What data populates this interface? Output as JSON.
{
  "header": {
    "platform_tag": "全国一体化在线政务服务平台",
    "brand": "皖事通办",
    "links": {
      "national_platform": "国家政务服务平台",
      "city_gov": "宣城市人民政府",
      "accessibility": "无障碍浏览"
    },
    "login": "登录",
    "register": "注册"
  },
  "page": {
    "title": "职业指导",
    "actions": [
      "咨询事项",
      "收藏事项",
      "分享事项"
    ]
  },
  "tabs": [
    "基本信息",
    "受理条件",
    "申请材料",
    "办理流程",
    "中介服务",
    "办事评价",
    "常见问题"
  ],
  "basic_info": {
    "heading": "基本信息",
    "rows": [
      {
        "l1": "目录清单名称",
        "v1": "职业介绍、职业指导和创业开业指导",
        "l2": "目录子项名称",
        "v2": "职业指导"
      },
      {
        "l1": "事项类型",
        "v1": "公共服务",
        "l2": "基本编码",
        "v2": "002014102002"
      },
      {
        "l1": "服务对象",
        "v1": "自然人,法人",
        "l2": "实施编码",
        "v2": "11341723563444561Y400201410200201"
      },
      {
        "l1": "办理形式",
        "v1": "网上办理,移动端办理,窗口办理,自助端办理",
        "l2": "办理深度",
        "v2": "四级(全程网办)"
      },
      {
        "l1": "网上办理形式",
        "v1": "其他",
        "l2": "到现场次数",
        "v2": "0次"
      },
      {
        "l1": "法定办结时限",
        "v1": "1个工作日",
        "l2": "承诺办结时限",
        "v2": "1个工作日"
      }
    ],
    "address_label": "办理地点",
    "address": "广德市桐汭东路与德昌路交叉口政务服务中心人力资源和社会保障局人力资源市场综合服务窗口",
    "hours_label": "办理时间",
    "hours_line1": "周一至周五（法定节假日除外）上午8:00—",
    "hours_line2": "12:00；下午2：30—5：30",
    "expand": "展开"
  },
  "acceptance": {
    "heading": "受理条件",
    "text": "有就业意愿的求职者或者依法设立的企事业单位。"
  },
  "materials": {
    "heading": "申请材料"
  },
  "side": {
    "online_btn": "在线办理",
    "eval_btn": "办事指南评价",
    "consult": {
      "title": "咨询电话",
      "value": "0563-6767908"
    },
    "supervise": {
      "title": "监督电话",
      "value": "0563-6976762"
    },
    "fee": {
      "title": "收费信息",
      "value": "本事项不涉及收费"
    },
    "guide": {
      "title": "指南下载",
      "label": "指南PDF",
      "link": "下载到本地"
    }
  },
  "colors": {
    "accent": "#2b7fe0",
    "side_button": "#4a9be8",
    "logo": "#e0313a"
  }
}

——

Instruction — Copy every record above exactly as it appears.

Answer —
What data populates this interface? Output as JSON.
{
  "header": {
    "platform_tag": "全国一体化在线政务服务平台",
    "brand": "皖事通办",
    "links": {
      "national_platform": "国家政务服务平台",
      "city_gov": "宣城市人民政府",
      "accessibility": "无障碍浏览"
    },
    "login": "登录",
    "register": "注册"
  },
  "page": {
    "title": "职业指导",
    "actions": [
      "咨询事项",
      "收藏事项",
      "分享事项"
    ]
  },
  "tabs": [
    "基本信息",
    "受理条件",
    "申请材料",
    "办理流程",
    "中介服务",
    "办事评价",
    "常见问题"
  ],
  "basic_info": {
    "heading": "基本信息",
    "rows": [
      {
        "l1": "目录清单名称",
        "v1": "职业介绍、职业指导和创业开业指导",
        "l2": "目录子项名称",
        "v2": "职业指导"
      },
      {
        "l1": "事项类型",
        "v1": "公共服务",
        "l2": "基本编码",
        "v2": "002014102002"
      },
      {
        "l1": "服务对象",
        "v1": "自然人,法人",
        "l2": "实施编码",
        "v2": "11341723563444561Y400201410200201"
      },
      {
        "l1": "办理形式",
        "v1": "网上办理,移动端办理,窗口办理,自助端办理",
        "l2": "办理深度",
        "v2": "四级(全程网办)"
      },
      {
        "l1": "网上办理形式",
        "v1": "其他",
        "l2": "到现场次数",
        "v2": "0次"
      },
      {
        "l1": "法定办结时限",
        "v1": "1个工作日",
        "l2": "承诺办结时限",
        "v2": "1个工作日"
      }
    ],
    "address_label": "办理地点",
    "address": "广德市桐汭东路与德昌路交叉口政务服务中心人力资源和社会保障局人力资源市场综合服务窗口",
    "hours_label": "办理时间",
    "hours_line1": "周一至周五（法定节假日除外）上午8:00—",
    "hours_line2": "12:00；下午2：30—5：30",
    "expand": "展开"
  },
  "acceptance": {
    "heading": "受理条件",
    "text": "有就业意愿的求职者或者依法设立的企事业单位。"
  },
  "materials": {
    "heading": "申请材料"
  },
  "side": {
    "online_btn": "在线办理",
    "eval_btn": "办事指南评价",
    "consult": {
      "title": "咨询电话",
      "value": "0563-6767908"
    },
    "supervise": {
      "title": "监督电话",
      "value": "0563-6976762"
    },
    "fee": {
      "title": "收费信息",
      "value": "本事项不涉及收费"
    },
    "guide": {
      "title": "指南下载",
      "label": "指南PDF",
      "link": "下载到本地"
    }
  },
  "colors": {
    "accent": "#2b7fe0",
    "side_button": "#4a9be8",
    "logo": "#e0313a"
  }
}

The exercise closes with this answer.